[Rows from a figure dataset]
## start

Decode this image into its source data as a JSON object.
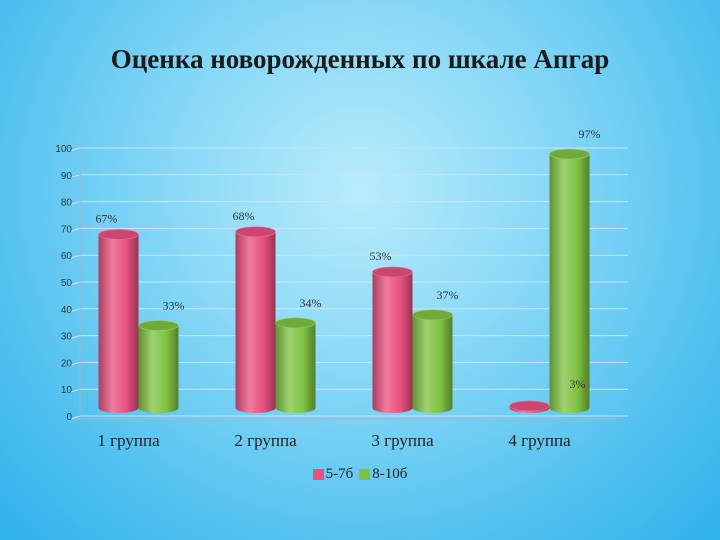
{
  "slide": {
    "title": "Оценка новорожденных по шкале Апгар"
  },
  "colors": {
    "series1": "#e8507f",
    "series2": "#7fc241"
  },
  "chart_data": {
    "type": "bar",
    "title": "Оценка новорожденных по шкале Апгар",
    "categories": [
      "1 группа",
      "2 группа",
      "3 группа",
      "4 группа"
    ],
    "series": [
      {
        "name": "5-7б",
        "values": [
          67,
          68,
          53,
          3
        ],
        "labels": [
          "67%",
          "68%",
          "53%",
          "3%"
        ]
      },
      {
        "name": "8-10б",
        "values": [
          33,
          34,
          37,
          97
        ],
        "labels": [
          "33%",
          "34%",
          "37%",
          "97%"
        ]
      }
    ],
    "ylim": [
      0,
      100
    ],
    "yticks": [
      0,
      10,
      20,
      30,
      40,
      50,
      60,
      70,
      80,
      90,
      100
    ],
    "grid": true,
    "legend": "bottom"
  }
}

## end

PROBLEM DESCRIPTION
Print out the material word for word, omitting the pictures.

FINISHED ANSWER
Decode this image into its source data as a JSON object.
{
  "slide": {
    "title": "Оценка новорожденных по шкале Апгар"
  },
  "colors": {
    "series1": "#e8507f",
    "series2": "#7fc241"
  },
  "chart_data": {
    "type": "bar",
    "title": "Оценка новорожденных по шкале Апгар",
    "categories": [
      "1 группа",
      "2 группа",
      "3 группа",
      "4 группа"
    ],
    "series": [
      {
        "name": "5-7б",
        "values": [
          67,
          68,
          53,
          3
        ],
        "labels": [
          "67%",
          "68%",
          "53%",
          "3%"
        ]
      },
      {
        "name": "8-10б",
        "values": [
          33,
          34,
          37,
          97
        ],
        "labels": [
          "33%",
          "34%",
          "37%",
          "97%"
        ]
      }
    ],
    "ylim": [
      0,
      100
    ],
    "yticks": [
      0,
      10,
      20,
      30,
      40,
      50,
      60,
      70,
      80,
      90,
      100
    ],
    "grid": true,
    "legend": "bottom"
  }
}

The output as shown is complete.